— Exercise prompt —
Print the records below word for word, but leave out the pictures.

====================

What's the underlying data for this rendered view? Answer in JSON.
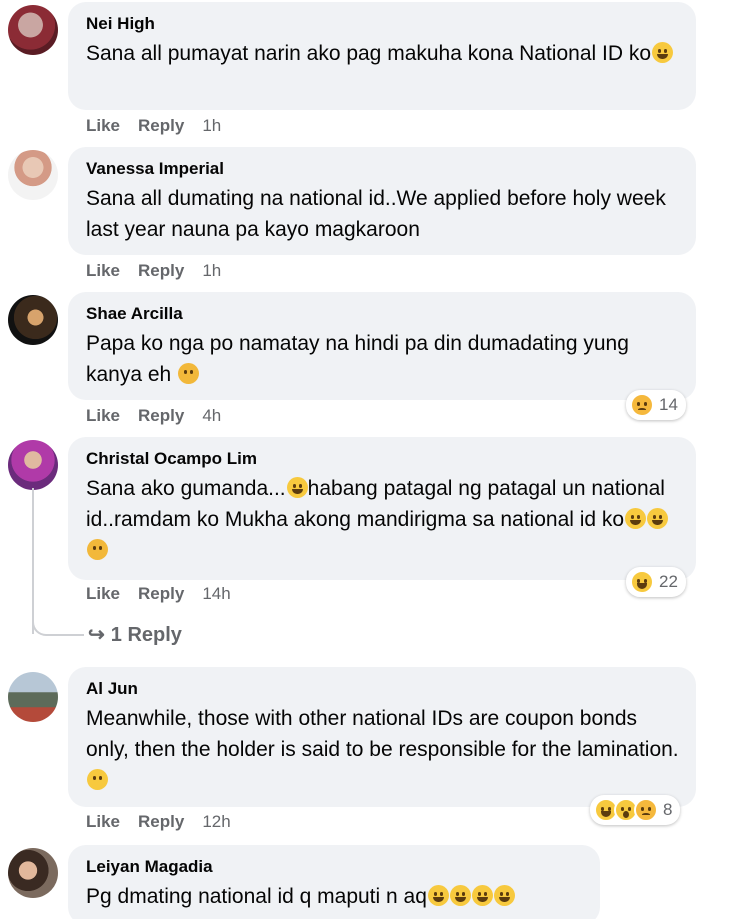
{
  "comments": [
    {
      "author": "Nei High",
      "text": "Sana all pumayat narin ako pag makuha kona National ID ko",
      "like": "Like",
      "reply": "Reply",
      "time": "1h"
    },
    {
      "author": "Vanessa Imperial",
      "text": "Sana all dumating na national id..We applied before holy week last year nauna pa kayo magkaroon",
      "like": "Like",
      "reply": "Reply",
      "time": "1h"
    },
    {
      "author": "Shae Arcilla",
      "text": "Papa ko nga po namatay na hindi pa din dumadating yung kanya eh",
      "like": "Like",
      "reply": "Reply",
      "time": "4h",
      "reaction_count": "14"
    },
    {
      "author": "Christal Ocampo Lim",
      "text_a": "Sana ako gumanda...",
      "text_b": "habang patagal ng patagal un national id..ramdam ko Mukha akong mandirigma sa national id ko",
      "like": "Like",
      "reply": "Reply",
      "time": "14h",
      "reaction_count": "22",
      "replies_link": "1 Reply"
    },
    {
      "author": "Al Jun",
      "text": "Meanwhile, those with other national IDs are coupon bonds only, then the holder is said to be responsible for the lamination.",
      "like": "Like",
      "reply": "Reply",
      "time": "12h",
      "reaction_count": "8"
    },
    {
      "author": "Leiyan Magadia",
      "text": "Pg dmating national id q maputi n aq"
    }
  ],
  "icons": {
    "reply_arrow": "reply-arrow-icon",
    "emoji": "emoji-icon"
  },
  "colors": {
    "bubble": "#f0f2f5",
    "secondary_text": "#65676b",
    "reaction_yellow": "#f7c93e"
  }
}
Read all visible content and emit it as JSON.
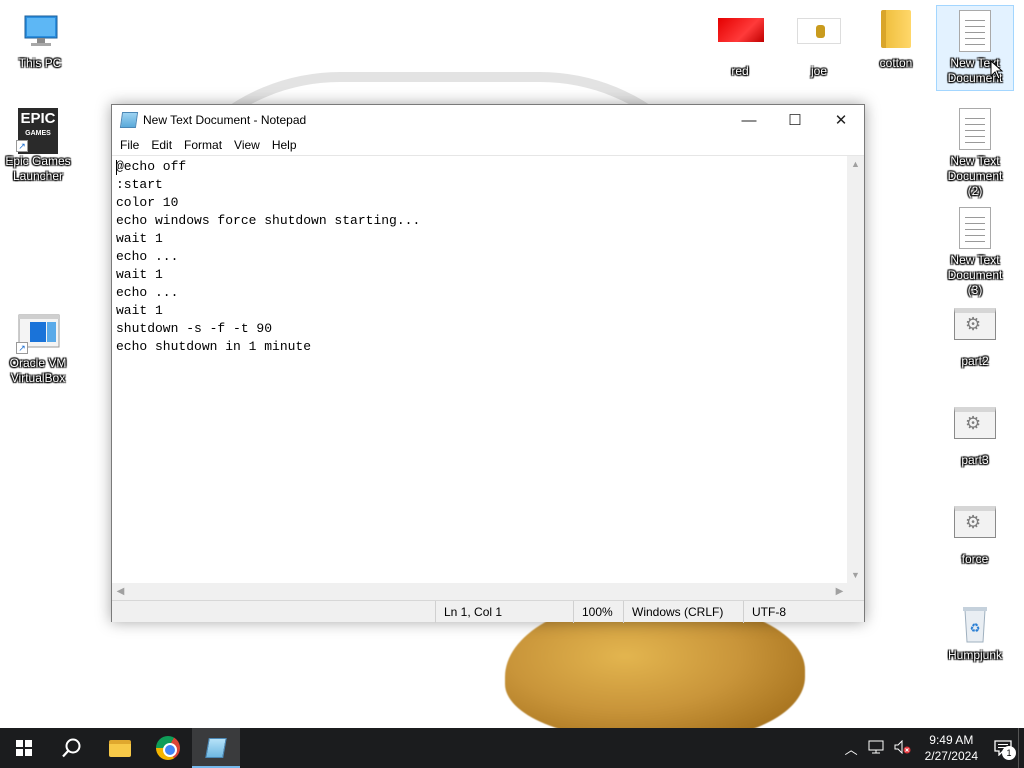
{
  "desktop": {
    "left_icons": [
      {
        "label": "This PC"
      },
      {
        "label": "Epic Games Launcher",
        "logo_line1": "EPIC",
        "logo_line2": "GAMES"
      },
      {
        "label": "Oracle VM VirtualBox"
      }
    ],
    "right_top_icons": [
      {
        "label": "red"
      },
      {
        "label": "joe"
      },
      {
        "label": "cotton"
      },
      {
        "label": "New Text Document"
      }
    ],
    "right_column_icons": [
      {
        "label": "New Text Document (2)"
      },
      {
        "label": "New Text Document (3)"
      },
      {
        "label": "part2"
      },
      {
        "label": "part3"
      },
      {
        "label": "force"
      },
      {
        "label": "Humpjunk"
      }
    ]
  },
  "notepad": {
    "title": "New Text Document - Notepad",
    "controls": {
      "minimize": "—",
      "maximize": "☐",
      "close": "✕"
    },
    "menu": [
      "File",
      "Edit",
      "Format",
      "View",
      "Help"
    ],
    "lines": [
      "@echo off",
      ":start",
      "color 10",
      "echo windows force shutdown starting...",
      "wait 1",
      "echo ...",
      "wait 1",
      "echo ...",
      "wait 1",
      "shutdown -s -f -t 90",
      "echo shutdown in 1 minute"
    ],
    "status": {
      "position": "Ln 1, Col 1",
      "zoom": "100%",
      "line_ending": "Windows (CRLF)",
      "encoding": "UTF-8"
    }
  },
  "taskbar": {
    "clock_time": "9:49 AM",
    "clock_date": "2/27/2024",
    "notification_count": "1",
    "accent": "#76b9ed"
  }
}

====================

— Response to the exercise —
What's the underlying data for this rendered view? Answer in JSON.
{
  "comments": [
    {
      "author": "Nei High",
      "text": "Sana all pumayat narin ako pag makuha kona National ID ko",
      "like": "Like",
      "reply": "Reply",
      "time": "1h"
    },
    {
      "author": "Vanessa Imperial",
      "text": "Sana all dumating na national id..We applied before holy week last year nauna pa kayo magkaroon",
      "like": "Like",
      "reply": "Reply",
      "time": "1h"
    },
    {
      "author": "Shae Arcilla",
      "text": "Papa ko nga po namatay na hindi pa din dumadating yung kanya eh",
      "like": "Like",
      "reply": "Reply",
      "time": "4h",
      "reaction_count": "14"
    },
    {
      "author": "Christal Ocampo Lim",
      "text_a": "Sana ako gumanda...",
      "text_b": "habang patagal ng patagal un national id..ramdam ko Mukha akong mandirigma sa national id ko",
      "like": "Like",
      "reply": "Reply",
      "time": "14h",
      "reaction_count": "22",
      "replies_link": "1 Reply"
    },
    {
      "author": "Al Jun",
      "text": "Meanwhile, those with other national IDs are coupon bonds only, then the holder is said to be responsible for the lamination.",
      "like": "Like",
      "reply": "Reply",
      "time": "12h",
      "reaction_count": "8"
    },
    {
      "author": "Leiyan Magadia",
      "text": "Pg dmating national id q maputi n aq"
    }
  ],
  "icons": {
    "reply_arrow": "reply-arrow-icon",
    "emoji": "emoji-icon"
  },
  "colors": {
    "bubble": "#f0f2f5",
    "secondary_text": "#65676b",
    "reaction_yellow": "#f7c93e"
  }
}
Read all visible content and emit it as JSON.
{
  "desktop": {
    "left_icons": [
      {
        "label": "This PC"
      },
      {
        "label": "Epic Games Launcher",
        "logo_line1": "EPIC",
        "logo_line2": "GAMES"
      },
      {
        "label": "Oracle VM VirtualBox"
      }
    ],
    "right_top_icons": [
      {
        "label": "red"
      },
      {
        "label": "joe"
      },
      {
        "label": "cotton"
      },
      {
        "label": "New Text Document"
      }
    ],
    "right_column_icons": [
      {
        "label": "New Text Document (2)"
      },
      {
        "label": "New Text Document (3)"
      },
      {
        "label": "part2"
      },
      {
        "label": "part3"
      },
      {
        "label": "force"
      },
      {
        "label": "Humpjunk"
      }
    ]
  },
  "notepad": {
    "title": "New Text Document - Notepad",
    "controls": {
      "minimize": "—",
      "maximize": "☐",
      "close": "✕"
    },
    "menu": [
      "File",
      "Edit",
      "Format",
      "View",
      "Help"
    ],
    "lines": [
      "@echo off",
      ":start",
      "color 10",
      "echo windows force shutdown starting...",
      "wait 1",
      "echo ...",
      "wait 1",
      "echo ...",
      "wait 1",
      "shutdown -s -f -t 90",
      "echo shutdown in 1 minute"
    ],
    "status": {
      "position": "Ln 1, Col 1",
      "zoom": "100%",
      "line_ending": "Windows (CRLF)",
      "encoding": "UTF-8"
    }
  },
  "taskbar": {
    "clock_time": "9:49 AM",
    "clock_date": "2/27/2024",
    "notification_count": "1",
    "accent": "#76b9ed"
  }
}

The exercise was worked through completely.